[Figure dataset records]

※

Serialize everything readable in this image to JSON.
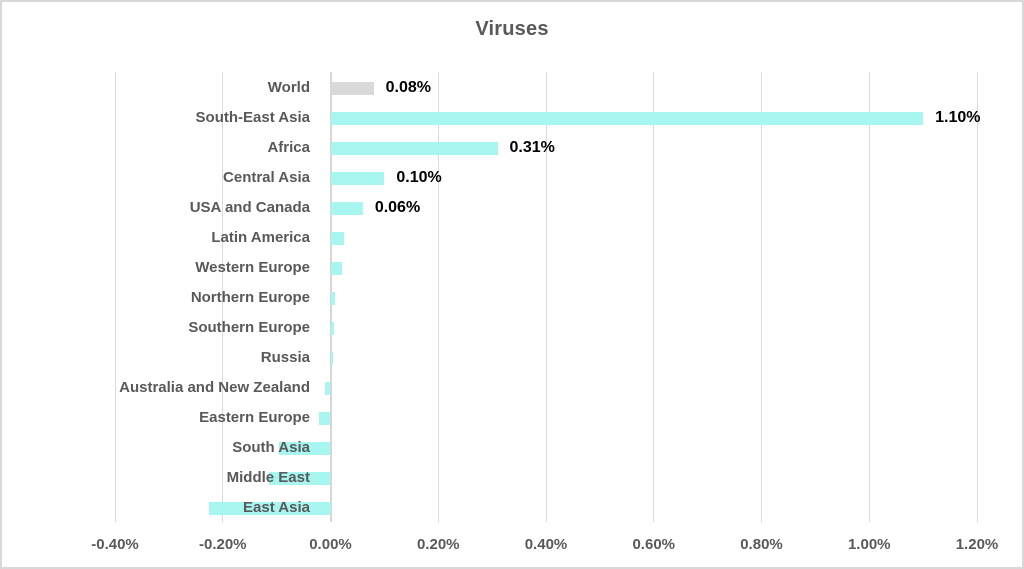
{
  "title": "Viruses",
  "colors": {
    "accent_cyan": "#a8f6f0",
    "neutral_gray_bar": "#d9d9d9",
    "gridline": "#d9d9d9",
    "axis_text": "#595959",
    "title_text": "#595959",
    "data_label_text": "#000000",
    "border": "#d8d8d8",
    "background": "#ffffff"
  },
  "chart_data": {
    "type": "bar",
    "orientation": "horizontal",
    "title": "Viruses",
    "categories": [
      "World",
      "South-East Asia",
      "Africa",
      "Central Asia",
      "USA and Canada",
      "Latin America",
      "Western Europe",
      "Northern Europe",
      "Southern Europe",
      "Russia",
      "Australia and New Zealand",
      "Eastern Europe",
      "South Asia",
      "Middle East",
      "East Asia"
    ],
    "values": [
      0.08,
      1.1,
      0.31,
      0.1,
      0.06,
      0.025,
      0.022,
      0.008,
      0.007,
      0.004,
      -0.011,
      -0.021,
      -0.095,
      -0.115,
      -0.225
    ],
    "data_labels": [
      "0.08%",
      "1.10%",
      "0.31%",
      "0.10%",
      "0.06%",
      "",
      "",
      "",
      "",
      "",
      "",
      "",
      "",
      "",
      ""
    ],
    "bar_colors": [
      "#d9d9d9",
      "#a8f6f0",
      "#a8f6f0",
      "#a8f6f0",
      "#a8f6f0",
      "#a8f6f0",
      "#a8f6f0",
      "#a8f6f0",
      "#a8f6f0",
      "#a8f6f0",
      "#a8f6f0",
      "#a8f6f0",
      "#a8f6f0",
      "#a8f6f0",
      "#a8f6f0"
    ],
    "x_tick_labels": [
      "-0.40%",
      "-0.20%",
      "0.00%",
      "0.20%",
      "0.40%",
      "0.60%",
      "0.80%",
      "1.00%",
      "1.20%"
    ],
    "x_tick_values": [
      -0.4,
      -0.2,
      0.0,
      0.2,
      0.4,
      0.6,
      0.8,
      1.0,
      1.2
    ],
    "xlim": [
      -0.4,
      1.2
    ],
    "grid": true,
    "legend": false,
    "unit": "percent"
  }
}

※

Task requirements — Lines containing the word "Europe": copy every one of them from the records above.

The answer —
      "Western Europe",
      "Northern Europe",
      "Southern Europe",
      "Eastern Europe",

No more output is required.